**OBJECTIVE:** Omit all pictures and give the records below again exactly as written.
• • •
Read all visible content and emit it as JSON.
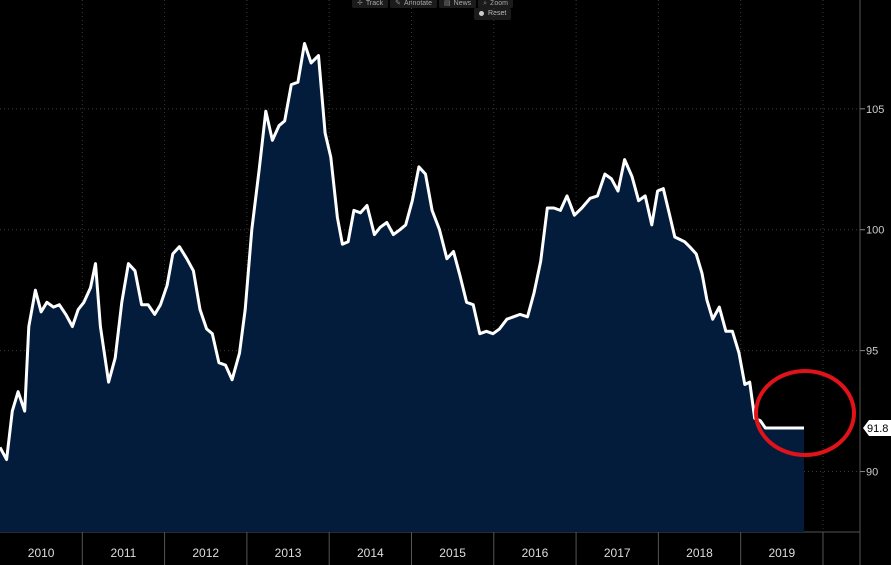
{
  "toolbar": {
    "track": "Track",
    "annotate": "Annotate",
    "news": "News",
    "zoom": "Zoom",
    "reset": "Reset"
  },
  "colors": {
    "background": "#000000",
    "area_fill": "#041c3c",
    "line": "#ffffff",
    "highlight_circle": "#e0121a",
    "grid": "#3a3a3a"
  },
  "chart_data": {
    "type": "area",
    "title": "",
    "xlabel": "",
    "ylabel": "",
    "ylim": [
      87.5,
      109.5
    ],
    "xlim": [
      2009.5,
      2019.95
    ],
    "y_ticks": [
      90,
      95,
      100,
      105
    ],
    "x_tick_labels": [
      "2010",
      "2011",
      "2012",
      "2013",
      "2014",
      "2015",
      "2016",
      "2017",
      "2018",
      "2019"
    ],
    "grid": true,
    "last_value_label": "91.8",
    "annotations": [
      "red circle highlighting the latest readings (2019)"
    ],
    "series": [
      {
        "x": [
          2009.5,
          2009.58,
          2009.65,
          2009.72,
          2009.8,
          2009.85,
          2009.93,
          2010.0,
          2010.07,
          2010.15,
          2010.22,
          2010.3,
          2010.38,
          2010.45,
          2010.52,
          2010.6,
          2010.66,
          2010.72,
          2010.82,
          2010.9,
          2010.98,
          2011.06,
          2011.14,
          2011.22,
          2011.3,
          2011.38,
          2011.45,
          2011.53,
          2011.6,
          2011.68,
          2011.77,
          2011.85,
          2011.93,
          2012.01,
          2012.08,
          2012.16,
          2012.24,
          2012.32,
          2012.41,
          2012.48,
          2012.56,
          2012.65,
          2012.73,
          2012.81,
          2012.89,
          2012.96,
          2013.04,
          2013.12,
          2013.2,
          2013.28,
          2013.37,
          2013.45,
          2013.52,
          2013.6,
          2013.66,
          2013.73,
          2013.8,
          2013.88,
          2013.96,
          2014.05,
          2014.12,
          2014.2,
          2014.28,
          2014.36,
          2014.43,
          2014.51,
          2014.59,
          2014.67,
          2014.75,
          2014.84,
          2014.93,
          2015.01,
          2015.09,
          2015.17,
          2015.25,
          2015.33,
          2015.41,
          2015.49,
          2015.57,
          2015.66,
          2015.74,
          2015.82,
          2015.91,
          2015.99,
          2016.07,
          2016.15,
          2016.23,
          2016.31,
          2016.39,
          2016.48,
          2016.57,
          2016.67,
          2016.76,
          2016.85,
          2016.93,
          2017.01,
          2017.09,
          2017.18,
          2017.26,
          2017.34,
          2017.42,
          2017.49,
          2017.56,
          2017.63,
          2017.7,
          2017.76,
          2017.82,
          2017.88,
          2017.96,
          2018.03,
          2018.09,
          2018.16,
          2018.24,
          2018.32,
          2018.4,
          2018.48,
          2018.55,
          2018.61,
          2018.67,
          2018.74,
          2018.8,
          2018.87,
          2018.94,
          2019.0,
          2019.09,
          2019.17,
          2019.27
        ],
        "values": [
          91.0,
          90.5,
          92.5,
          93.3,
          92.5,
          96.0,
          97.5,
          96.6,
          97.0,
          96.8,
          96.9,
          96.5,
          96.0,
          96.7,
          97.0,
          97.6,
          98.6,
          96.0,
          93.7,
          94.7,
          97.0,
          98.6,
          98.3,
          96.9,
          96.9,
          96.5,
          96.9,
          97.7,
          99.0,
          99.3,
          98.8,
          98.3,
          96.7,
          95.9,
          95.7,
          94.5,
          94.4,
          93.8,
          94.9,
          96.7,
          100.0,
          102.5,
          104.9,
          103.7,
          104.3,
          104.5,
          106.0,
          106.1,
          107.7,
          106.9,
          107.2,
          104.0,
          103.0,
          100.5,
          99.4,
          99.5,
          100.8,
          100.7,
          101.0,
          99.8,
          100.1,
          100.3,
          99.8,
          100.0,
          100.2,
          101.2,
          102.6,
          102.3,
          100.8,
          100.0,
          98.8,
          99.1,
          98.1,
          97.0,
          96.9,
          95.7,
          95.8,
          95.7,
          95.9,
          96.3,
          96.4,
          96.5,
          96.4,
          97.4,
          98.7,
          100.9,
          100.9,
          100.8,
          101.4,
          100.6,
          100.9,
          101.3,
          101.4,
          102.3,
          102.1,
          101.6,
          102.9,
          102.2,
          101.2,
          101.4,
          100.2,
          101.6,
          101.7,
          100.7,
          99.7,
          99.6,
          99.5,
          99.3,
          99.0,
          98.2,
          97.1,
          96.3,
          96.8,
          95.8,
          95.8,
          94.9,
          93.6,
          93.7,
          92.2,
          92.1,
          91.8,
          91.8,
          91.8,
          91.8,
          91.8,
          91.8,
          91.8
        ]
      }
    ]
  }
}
• • •
**SOLUTION FOR THIS EXERCISE:**
Read all visible content and emit it as JSON.
{
  "toolbar": {
    "track": "Track",
    "annotate": "Annotate",
    "news": "News",
    "zoom": "Zoom",
    "reset": "Reset"
  },
  "colors": {
    "background": "#000000",
    "area_fill": "#041c3c",
    "line": "#ffffff",
    "highlight_circle": "#e0121a",
    "grid": "#3a3a3a"
  },
  "chart_data": {
    "type": "area",
    "title": "",
    "xlabel": "",
    "ylabel": "",
    "ylim": [
      87.5,
      109.5
    ],
    "xlim": [
      2009.5,
      2019.95
    ],
    "y_ticks": [
      90,
      95,
      100,
      105
    ],
    "x_tick_labels": [
      "2010",
      "2011",
      "2012",
      "2013",
      "2014",
      "2015",
      "2016",
      "2017",
      "2018",
      "2019"
    ],
    "grid": true,
    "last_value_label": "91.8",
    "annotations": [
      "red circle highlighting the latest readings (2019)"
    ],
    "series": [
      {
        "x": [
          2009.5,
          2009.58,
          2009.65,
          2009.72,
          2009.8,
          2009.85,
          2009.93,
          2010.0,
          2010.07,
          2010.15,
          2010.22,
          2010.3,
          2010.38,
          2010.45,
          2010.52,
          2010.6,
          2010.66,
          2010.72,
          2010.82,
          2010.9,
          2010.98,
          2011.06,
          2011.14,
          2011.22,
          2011.3,
          2011.38,
          2011.45,
          2011.53,
          2011.6,
          2011.68,
          2011.77,
          2011.85,
          2011.93,
          2012.01,
          2012.08,
          2012.16,
          2012.24,
          2012.32,
          2012.41,
          2012.48,
          2012.56,
          2012.65,
          2012.73,
          2012.81,
          2012.89,
          2012.96,
          2013.04,
          2013.12,
          2013.2,
          2013.28,
          2013.37,
          2013.45,
          2013.52,
          2013.6,
          2013.66,
          2013.73,
          2013.8,
          2013.88,
          2013.96,
          2014.05,
          2014.12,
          2014.2,
          2014.28,
          2014.36,
          2014.43,
          2014.51,
          2014.59,
          2014.67,
          2014.75,
          2014.84,
          2014.93,
          2015.01,
          2015.09,
          2015.17,
          2015.25,
          2015.33,
          2015.41,
          2015.49,
          2015.57,
          2015.66,
          2015.74,
          2015.82,
          2015.91,
          2015.99,
          2016.07,
          2016.15,
          2016.23,
          2016.31,
          2016.39,
          2016.48,
          2016.57,
          2016.67,
          2016.76,
          2016.85,
          2016.93,
          2017.01,
          2017.09,
          2017.18,
          2017.26,
          2017.34,
          2017.42,
          2017.49,
          2017.56,
          2017.63,
          2017.7,
          2017.76,
          2017.82,
          2017.88,
          2017.96,
          2018.03,
          2018.09,
          2018.16,
          2018.24,
          2018.32,
          2018.4,
          2018.48,
          2018.55,
          2018.61,
          2018.67,
          2018.74,
          2018.8,
          2018.87,
          2018.94,
          2019.0,
          2019.09,
          2019.17,
          2019.27
        ],
        "values": [
          91.0,
          90.5,
          92.5,
          93.3,
          92.5,
          96.0,
          97.5,
          96.6,
          97.0,
          96.8,
          96.9,
          96.5,
          96.0,
          96.7,
          97.0,
          97.6,
          98.6,
          96.0,
          93.7,
          94.7,
          97.0,
          98.6,
          98.3,
          96.9,
          96.9,
          96.5,
          96.9,
          97.7,
          99.0,
          99.3,
          98.8,
          98.3,
          96.7,
          95.9,
          95.7,
          94.5,
          94.4,
          93.8,
          94.9,
          96.7,
          100.0,
          102.5,
          104.9,
          103.7,
          104.3,
          104.5,
          106.0,
          106.1,
          107.7,
          106.9,
          107.2,
          104.0,
          103.0,
          100.5,
          99.4,
          99.5,
          100.8,
          100.7,
          101.0,
          99.8,
          100.1,
          100.3,
          99.8,
          100.0,
          100.2,
          101.2,
          102.6,
          102.3,
          100.8,
          100.0,
          98.8,
          99.1,
          98.1,
          97.0,
          96.9,
          95.7,
          95.8,
          95.7,
          95.9,
          96.3,
          96.4,
          96.5,
          96.4,
          97.4,
          98.7,
          100.9,
          100.9,
          100.8,
          101.4,
          100.6,
          100.9,
          101.3,
          101.4,
          102.3,
          102.1,
          101.6,
          102.9,
          102.2,
          101.2,
          101.4,
          100.2,
          101.6,
          101.7,
          100.7,
          99.7,
          99.6,
          99.5,
          99.3,
          99.0,
          98.2,
          97.1,
          96.3,
          96.8,
          95.8,
          95.8,
          94.9,
          93.6,
          93.7,
          92.2,
          92.1,
          91.8,
          91.8,
          91.8,
          91.8,
          91.8,
          91.8,
          91.8
        ]
      }
    ]
  }
}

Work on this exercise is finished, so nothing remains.